▶ **Request**
Quote, verbatim, all material below, without pictures.

>> begin

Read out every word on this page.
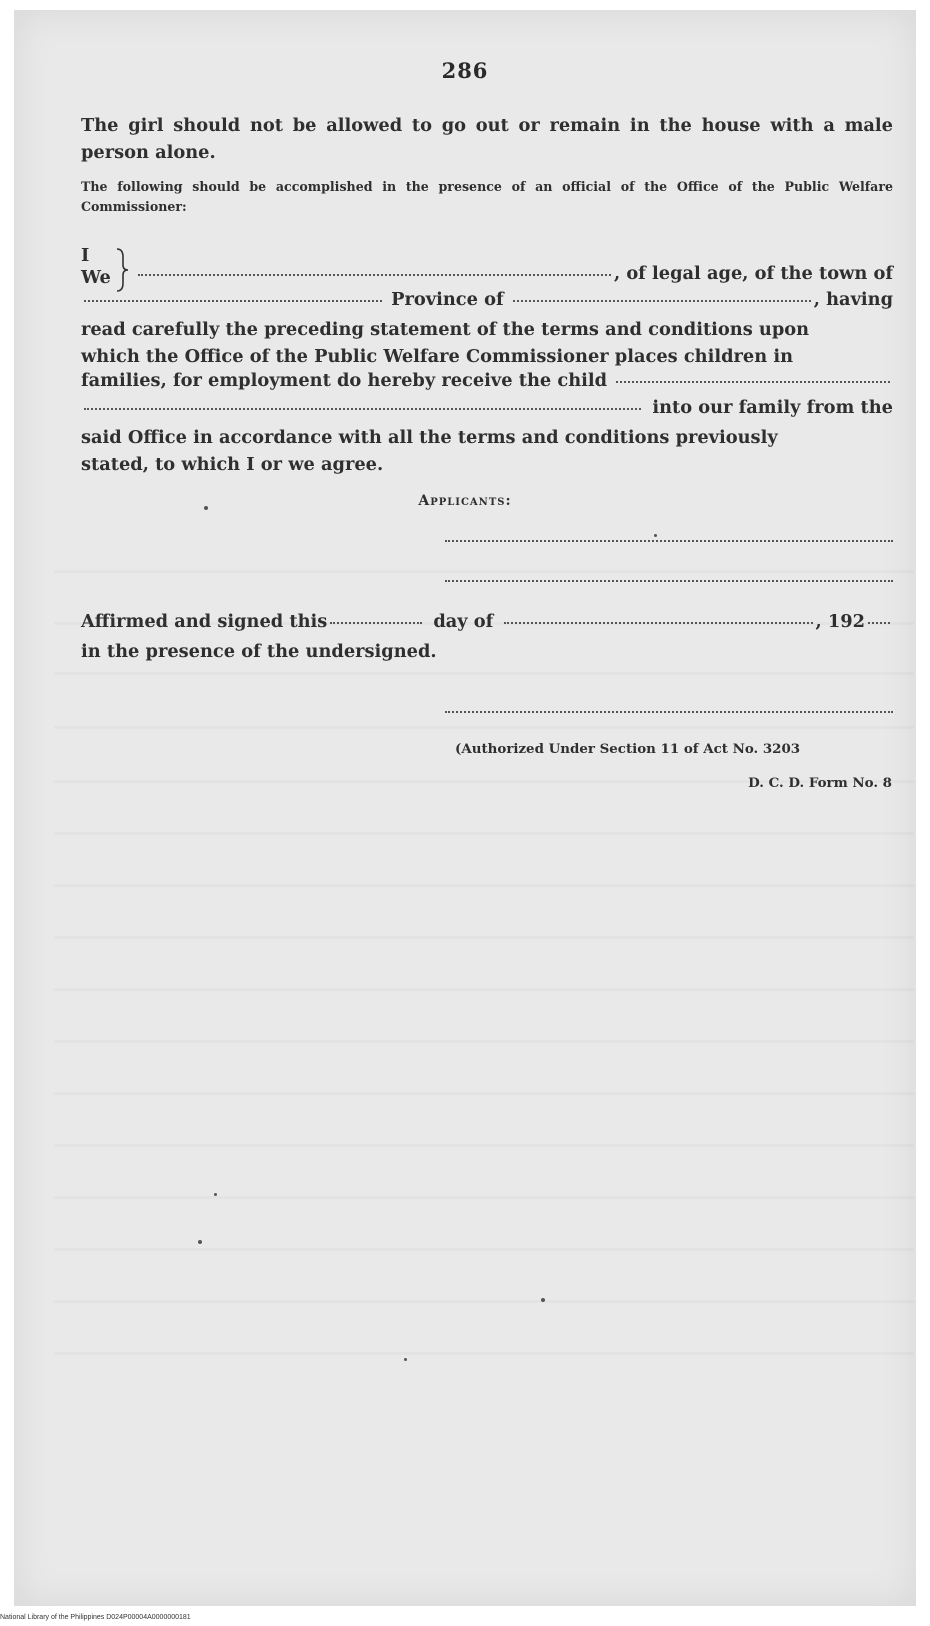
286
The girl should not be allowed to go out or remain in the house with a male person alone.
The following should be accomplished in the presence of an official of the Office of the Public Welfare Commissioner:
I
We	, of legal age, of the town of
Province of	, having
read carefully the preceding statement of the terms and conditions upon
which the Office of the Public Welfare Commissioner places children in
families, for employment do hereby receive the child
into our family from the
said Office in accordance with all the terms and conditions previously
stated, to which I or we agree.
Applicants:
Affirmed and signed this	day of	, 192
in the presence of the undersigned.
(Authorized Under Section 11 of Act No. 3203
D. C. D. Form No. 8
National Library of the Philippines D024P00004A0000000181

>> end

▶ **Exercise output**
Read out every word on this page.
286
The girl should not be allowed to go out or remain in the house with a male person alone.
The following should be accomplished in the presence of an official of the Office of the Public Welfare Commissioner:
I
We	, of legal age, of the town of
Province of	, having
read carefully the preceding statement of the terms and conditions upon
which the Office of the Public Welfare Commissioner places children in
families, for employment do hereby receive the child
into our family from the
said Office in accordance with all the terms and conditions previously
stated, to which I or we agree.
Applicants:
Affirmed and signed this	day of	, 192
in the presence of the undersigned.
(Authorized Under Section 11 of Act No. 3203
D. C. D. Form No. 8
National Library of the Philippines D024P00004A0000000181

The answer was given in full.